### Required task
Find each line with "data" and copy it.

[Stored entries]
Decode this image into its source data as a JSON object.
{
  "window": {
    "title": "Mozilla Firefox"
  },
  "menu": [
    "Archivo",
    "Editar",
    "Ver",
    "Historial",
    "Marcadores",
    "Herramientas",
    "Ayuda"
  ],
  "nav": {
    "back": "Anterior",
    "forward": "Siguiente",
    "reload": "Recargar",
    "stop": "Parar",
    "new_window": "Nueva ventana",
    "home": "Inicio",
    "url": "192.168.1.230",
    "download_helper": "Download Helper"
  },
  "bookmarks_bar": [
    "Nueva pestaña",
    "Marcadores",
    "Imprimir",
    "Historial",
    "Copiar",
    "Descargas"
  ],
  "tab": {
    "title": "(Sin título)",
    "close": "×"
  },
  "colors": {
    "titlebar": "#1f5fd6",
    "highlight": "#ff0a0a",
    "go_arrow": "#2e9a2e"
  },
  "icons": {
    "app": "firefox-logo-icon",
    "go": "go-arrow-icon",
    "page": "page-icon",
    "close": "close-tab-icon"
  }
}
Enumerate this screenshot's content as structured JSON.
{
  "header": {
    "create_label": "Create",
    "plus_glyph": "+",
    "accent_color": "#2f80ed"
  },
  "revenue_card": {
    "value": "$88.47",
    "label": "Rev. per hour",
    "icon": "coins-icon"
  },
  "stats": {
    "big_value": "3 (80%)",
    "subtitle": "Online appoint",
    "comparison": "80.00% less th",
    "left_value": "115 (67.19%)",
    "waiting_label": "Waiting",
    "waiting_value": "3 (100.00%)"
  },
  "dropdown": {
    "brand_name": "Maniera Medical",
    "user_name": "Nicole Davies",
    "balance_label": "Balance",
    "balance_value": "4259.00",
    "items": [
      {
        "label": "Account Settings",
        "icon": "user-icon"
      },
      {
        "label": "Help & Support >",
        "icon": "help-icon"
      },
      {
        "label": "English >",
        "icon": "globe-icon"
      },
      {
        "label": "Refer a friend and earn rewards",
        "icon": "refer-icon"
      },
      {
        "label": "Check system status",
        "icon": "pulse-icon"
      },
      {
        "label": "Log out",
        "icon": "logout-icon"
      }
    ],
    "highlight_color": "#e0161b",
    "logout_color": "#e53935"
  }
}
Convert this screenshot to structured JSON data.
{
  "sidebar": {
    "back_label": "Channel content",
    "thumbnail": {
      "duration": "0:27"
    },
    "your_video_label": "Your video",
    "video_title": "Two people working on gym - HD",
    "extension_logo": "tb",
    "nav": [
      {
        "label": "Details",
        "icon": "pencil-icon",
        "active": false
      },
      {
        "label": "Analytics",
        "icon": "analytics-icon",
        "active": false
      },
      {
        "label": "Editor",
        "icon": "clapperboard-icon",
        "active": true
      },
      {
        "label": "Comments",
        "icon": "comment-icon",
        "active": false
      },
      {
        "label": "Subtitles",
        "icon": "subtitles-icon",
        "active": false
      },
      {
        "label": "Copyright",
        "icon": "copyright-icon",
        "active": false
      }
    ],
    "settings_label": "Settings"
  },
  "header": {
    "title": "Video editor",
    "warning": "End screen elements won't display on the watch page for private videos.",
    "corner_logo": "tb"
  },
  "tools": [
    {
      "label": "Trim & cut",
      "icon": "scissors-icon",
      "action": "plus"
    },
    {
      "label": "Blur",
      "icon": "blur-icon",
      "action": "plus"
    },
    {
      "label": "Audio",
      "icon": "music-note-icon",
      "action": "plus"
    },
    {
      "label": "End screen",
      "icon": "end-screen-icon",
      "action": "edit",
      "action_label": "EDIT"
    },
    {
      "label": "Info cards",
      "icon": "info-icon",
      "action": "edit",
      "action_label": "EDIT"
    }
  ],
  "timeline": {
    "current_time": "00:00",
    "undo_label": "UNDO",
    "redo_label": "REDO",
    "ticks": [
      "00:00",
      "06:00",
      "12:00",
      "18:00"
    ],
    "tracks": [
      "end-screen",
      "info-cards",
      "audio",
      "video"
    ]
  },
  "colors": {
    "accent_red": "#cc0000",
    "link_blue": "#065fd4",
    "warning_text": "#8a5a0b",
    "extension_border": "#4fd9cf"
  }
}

---

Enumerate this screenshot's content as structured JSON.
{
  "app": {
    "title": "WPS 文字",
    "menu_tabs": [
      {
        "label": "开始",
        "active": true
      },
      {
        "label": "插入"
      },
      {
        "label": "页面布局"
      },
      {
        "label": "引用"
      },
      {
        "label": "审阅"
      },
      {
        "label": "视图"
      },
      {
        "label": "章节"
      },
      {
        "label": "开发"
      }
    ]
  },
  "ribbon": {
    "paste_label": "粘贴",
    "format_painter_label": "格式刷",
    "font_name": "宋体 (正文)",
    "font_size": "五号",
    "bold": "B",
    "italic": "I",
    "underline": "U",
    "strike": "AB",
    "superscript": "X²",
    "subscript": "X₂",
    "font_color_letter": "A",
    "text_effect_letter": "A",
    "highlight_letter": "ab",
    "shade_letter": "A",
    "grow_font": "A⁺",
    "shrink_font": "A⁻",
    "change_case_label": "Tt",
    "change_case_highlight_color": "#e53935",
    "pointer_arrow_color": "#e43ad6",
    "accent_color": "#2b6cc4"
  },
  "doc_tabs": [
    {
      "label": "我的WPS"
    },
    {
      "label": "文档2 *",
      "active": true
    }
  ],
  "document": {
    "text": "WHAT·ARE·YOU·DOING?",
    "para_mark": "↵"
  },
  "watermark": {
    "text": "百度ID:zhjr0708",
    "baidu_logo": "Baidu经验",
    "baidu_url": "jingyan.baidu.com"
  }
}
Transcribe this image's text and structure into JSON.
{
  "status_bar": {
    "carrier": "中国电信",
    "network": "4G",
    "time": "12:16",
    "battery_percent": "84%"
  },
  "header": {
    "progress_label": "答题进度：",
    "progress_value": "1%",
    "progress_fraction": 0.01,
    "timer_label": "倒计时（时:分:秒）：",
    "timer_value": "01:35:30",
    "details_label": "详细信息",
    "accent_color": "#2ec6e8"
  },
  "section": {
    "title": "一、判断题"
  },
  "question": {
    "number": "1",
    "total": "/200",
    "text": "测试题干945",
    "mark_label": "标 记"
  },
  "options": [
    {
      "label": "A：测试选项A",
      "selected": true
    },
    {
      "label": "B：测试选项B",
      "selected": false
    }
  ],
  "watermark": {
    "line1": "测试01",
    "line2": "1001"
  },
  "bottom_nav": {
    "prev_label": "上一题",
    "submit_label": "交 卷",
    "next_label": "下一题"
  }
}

### Final result
Decode this image into its source data as a JSON object.
Convert this screenshot to structured JSON data.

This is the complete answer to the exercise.